DIRECTION: Identify the line with "Read all visible text"; copy word for word that line and every one after it, to the end of the listing. Exclude pictures.

DATASET CONTENT:
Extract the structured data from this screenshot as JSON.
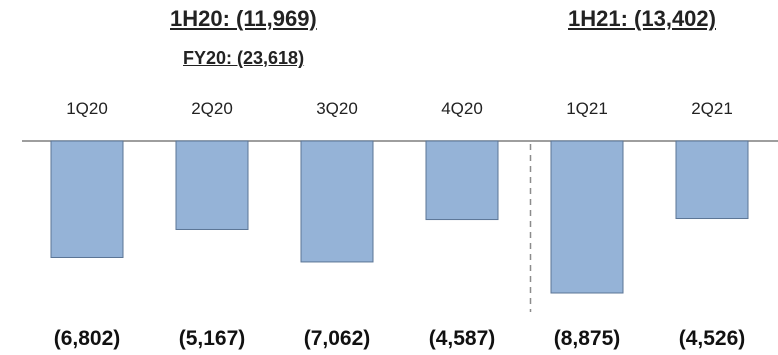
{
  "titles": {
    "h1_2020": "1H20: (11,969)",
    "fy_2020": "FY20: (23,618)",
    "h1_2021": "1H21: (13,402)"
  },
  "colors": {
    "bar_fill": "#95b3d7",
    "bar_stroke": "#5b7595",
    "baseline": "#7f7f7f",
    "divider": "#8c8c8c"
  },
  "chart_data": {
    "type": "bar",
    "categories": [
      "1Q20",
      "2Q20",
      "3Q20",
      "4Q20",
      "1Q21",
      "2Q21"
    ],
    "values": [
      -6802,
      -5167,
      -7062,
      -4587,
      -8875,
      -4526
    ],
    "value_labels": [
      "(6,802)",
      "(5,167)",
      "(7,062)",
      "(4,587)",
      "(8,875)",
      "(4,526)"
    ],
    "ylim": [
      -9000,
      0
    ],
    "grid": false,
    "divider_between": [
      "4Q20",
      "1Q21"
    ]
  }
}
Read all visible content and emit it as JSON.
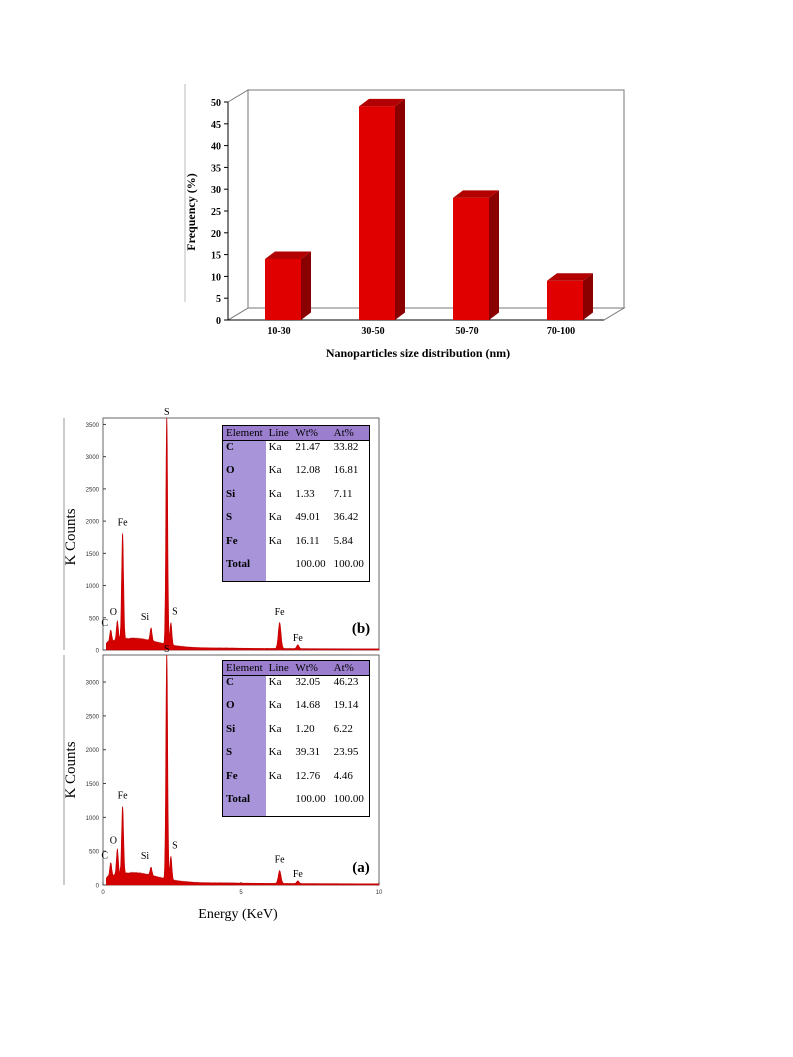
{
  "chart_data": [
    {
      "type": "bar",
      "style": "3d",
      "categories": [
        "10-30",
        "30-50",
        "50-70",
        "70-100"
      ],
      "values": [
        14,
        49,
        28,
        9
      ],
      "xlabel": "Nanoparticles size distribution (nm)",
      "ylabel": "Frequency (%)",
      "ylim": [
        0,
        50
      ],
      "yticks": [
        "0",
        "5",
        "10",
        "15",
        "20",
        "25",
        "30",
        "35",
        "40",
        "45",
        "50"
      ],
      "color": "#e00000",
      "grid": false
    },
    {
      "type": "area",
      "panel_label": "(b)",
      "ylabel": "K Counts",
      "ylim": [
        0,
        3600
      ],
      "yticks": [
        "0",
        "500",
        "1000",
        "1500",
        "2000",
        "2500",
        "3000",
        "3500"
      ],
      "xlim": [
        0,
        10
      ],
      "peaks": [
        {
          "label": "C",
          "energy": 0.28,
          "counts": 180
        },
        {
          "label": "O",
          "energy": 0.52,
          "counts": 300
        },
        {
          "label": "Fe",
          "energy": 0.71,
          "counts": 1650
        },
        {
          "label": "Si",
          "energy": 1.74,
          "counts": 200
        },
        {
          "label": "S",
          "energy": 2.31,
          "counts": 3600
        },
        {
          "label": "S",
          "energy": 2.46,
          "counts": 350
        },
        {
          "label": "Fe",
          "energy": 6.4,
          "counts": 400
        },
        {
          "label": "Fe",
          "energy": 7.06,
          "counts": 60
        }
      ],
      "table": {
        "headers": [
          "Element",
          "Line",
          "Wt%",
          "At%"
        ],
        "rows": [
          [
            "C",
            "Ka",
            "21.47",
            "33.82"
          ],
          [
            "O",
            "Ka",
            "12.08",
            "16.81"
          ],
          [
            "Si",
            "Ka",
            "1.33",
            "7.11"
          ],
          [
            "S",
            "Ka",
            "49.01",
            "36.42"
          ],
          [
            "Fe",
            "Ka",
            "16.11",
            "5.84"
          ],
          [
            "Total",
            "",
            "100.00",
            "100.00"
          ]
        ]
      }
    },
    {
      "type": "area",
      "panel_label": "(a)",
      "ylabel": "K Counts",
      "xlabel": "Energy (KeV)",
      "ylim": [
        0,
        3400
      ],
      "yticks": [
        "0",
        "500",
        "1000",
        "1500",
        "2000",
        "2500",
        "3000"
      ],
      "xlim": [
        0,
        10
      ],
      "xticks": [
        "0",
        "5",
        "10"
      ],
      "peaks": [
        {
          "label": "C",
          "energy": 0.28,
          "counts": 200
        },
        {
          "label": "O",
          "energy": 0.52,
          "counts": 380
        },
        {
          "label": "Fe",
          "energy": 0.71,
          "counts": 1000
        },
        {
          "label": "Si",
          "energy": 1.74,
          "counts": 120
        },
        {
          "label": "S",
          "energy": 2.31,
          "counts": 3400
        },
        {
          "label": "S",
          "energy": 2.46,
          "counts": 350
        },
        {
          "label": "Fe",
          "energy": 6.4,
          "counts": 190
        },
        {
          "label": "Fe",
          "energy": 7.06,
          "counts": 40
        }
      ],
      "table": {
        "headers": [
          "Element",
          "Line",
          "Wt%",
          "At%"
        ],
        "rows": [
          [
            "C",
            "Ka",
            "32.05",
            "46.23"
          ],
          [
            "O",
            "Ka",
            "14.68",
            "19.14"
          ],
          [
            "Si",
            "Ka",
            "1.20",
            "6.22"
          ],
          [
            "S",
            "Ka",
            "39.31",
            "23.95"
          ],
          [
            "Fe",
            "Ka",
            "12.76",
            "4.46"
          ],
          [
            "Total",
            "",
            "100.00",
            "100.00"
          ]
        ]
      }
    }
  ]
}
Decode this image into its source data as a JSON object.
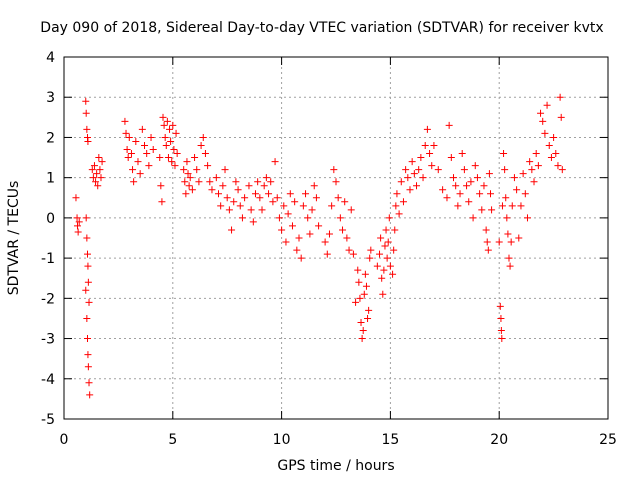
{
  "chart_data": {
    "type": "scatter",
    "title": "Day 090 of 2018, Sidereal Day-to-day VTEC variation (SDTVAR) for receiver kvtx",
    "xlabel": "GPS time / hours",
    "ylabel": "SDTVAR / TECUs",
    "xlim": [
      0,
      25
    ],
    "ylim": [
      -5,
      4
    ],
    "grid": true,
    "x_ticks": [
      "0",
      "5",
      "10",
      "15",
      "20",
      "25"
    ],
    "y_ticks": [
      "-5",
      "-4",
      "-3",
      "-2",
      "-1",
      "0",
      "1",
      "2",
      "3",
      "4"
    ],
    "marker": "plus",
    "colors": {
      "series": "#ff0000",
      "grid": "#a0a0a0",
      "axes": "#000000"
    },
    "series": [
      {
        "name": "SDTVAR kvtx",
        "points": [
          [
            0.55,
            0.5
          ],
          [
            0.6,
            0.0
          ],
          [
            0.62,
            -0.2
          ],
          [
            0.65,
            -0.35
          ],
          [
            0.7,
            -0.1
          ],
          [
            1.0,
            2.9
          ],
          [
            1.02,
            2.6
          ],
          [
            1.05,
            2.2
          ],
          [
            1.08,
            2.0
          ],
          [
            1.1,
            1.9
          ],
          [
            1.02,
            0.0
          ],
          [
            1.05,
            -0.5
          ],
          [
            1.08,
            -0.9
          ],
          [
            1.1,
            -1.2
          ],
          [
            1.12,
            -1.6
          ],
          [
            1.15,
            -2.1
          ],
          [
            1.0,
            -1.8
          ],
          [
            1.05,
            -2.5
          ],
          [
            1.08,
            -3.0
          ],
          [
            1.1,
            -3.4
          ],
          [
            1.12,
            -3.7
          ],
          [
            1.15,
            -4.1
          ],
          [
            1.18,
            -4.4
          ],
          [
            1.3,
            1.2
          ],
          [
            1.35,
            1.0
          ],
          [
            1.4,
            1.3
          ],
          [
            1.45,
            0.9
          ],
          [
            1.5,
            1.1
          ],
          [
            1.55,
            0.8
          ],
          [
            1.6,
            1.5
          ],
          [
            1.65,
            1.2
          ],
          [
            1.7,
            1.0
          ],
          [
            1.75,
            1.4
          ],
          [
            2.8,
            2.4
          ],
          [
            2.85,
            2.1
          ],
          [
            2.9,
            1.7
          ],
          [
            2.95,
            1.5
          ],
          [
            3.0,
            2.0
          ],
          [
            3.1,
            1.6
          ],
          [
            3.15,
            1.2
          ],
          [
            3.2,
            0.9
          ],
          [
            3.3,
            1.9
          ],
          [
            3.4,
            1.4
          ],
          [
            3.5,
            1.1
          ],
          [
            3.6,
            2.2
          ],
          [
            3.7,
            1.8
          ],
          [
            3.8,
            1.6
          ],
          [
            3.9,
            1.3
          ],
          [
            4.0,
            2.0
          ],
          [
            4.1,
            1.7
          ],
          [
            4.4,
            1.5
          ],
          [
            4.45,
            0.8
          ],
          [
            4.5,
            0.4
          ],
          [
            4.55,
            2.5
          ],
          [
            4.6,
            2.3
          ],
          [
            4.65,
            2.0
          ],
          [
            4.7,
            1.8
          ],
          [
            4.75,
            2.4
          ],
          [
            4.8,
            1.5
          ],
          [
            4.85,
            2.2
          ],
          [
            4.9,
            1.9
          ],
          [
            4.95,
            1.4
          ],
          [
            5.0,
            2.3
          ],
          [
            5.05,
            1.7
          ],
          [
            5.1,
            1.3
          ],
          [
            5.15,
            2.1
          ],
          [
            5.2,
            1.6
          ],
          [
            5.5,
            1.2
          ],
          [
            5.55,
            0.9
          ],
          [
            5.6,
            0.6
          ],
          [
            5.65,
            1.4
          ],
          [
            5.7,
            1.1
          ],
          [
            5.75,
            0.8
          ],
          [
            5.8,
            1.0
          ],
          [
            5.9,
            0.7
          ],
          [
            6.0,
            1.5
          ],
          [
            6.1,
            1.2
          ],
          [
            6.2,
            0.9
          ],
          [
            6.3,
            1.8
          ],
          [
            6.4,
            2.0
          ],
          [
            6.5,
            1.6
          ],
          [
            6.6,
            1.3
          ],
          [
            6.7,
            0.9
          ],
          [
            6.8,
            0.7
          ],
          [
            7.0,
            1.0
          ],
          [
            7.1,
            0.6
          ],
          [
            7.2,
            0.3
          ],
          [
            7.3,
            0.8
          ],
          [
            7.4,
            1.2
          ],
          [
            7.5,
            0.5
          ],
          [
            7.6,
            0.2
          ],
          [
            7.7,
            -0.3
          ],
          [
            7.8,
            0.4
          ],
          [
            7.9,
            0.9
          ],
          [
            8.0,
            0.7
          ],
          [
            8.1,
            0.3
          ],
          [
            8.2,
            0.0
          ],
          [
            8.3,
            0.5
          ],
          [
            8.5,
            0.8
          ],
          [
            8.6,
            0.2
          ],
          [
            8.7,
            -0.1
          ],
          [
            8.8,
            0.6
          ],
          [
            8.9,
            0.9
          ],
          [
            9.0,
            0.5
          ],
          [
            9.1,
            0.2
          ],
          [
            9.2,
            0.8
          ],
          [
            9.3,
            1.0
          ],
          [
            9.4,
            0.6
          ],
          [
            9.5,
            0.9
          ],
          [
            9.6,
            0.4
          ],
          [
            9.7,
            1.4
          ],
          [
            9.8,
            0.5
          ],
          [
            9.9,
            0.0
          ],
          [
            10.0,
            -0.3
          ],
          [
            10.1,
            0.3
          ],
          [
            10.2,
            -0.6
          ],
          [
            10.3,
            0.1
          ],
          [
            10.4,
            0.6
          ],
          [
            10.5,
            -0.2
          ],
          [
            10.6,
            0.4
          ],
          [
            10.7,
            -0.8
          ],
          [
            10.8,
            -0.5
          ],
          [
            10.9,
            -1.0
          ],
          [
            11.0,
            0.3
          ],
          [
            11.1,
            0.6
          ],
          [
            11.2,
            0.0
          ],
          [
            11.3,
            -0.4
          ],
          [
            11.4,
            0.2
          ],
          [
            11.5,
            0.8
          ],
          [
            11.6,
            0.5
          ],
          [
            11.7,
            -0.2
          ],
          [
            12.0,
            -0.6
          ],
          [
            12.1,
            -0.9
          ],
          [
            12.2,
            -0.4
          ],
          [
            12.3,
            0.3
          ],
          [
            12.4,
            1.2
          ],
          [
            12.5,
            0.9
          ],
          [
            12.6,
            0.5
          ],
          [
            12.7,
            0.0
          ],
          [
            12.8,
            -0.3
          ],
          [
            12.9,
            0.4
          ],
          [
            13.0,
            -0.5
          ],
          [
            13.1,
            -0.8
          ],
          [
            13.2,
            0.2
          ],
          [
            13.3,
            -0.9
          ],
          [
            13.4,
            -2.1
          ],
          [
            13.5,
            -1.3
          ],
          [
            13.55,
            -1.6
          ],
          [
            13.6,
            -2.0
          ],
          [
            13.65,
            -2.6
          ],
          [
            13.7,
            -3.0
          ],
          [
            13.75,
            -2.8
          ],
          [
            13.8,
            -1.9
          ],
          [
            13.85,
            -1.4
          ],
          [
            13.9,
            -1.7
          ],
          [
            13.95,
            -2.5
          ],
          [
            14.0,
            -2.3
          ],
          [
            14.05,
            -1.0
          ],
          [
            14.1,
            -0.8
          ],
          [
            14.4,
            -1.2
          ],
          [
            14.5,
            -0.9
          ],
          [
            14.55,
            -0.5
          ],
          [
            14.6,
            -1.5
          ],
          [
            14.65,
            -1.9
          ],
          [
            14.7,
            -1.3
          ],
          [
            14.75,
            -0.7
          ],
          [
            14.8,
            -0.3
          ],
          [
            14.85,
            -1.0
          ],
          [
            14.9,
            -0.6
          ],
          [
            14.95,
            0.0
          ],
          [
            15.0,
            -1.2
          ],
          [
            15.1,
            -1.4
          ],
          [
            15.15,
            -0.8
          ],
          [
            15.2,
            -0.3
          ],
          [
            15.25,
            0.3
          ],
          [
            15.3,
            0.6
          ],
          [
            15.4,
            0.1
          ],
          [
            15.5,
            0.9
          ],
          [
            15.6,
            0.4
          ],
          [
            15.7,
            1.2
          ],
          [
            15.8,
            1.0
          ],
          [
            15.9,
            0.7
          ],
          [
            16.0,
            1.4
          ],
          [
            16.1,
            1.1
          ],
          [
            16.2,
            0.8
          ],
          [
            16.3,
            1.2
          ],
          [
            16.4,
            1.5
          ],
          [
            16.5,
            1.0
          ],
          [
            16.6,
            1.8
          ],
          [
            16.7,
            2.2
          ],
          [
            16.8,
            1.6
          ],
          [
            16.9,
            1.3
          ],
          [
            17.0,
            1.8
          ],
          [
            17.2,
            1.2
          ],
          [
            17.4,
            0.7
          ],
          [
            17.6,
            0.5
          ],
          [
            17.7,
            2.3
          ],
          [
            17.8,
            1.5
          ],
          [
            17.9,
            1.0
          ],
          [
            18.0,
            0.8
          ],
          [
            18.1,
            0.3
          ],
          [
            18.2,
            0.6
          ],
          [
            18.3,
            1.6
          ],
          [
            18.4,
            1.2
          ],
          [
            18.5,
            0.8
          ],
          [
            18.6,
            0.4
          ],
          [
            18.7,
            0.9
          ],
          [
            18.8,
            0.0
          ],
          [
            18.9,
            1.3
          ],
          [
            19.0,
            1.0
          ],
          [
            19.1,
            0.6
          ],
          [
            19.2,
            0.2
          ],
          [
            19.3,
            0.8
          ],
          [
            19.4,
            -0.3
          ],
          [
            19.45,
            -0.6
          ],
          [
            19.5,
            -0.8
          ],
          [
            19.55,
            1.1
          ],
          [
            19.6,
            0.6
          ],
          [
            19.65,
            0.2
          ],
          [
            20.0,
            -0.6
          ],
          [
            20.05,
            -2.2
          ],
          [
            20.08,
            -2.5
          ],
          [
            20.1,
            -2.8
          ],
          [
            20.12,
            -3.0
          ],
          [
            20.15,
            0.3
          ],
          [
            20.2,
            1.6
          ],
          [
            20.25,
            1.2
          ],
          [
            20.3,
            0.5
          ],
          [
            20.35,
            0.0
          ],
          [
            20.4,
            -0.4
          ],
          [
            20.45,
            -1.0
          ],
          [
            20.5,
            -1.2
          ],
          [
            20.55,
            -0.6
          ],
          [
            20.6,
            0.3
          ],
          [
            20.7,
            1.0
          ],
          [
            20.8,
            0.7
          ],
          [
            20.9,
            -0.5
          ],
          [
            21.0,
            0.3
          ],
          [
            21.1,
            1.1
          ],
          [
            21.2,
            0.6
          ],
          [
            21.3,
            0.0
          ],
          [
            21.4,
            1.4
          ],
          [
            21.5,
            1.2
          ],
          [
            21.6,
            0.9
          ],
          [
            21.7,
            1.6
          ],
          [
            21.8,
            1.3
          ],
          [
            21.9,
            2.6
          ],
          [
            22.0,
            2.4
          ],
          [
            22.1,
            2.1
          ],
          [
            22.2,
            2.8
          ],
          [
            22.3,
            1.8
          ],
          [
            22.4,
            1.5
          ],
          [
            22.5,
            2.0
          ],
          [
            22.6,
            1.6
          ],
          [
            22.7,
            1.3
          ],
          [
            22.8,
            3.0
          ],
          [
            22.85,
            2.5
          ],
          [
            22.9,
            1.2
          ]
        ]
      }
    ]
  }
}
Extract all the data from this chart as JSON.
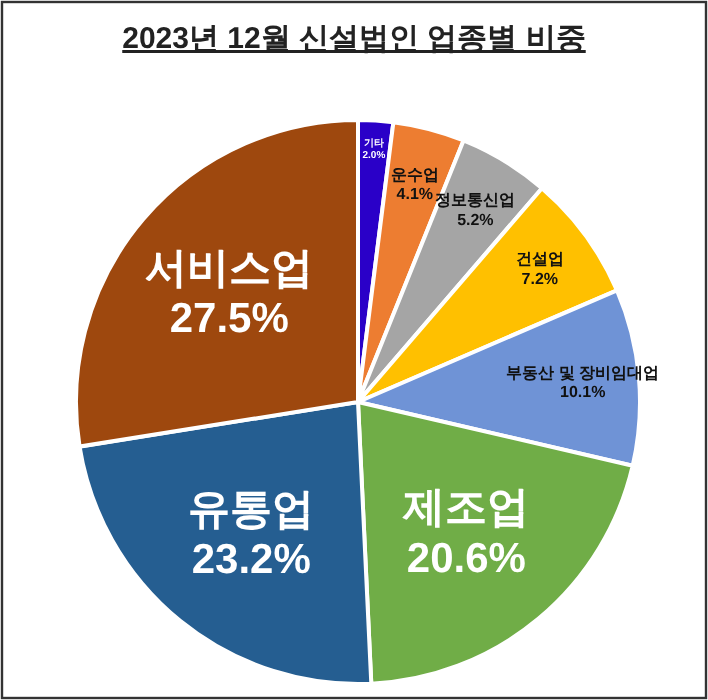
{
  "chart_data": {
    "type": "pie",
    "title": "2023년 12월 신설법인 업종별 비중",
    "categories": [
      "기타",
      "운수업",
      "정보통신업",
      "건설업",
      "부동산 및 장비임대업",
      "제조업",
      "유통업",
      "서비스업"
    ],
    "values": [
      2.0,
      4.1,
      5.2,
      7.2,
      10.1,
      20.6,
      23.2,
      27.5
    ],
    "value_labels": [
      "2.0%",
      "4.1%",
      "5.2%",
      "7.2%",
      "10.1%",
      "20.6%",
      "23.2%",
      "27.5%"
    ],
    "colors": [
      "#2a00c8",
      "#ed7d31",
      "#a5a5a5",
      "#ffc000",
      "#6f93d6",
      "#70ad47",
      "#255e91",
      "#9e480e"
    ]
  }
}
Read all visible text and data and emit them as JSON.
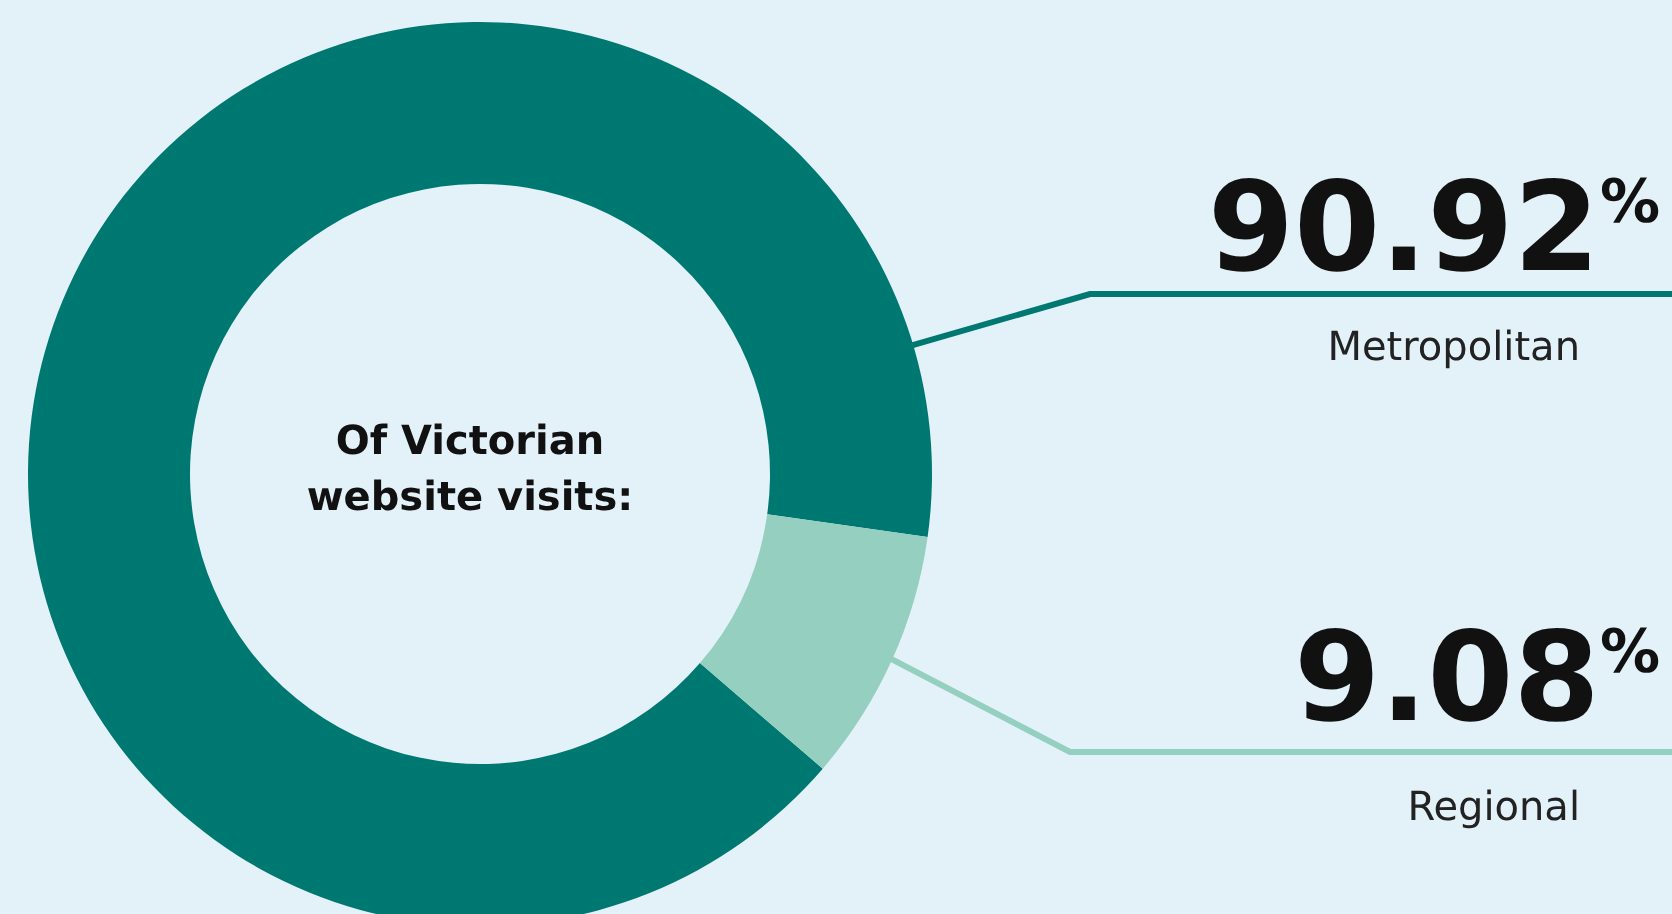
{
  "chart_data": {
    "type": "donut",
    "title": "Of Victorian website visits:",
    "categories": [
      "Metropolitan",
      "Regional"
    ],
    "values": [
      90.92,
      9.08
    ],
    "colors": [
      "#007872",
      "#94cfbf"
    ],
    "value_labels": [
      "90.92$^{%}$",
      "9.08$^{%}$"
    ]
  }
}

SOLUTION TO THIS PROBLEM:
Read all visible text and data and emit them as JSON.
{
  "chart_data": {
    "type": "donut",
    "title": "Of Victorian website visits:",
    "categories": [
      "Metropolitan",
      "Regional"
    ],
    "values": [
      90.92,
      9.08
    ],
    "colors": [
      "#007872",
      "#94cfbf"
    ],
    "value_labels": [
      "90.92$^{%}$",
      "9.08$^{%}$"
    ]
  }
}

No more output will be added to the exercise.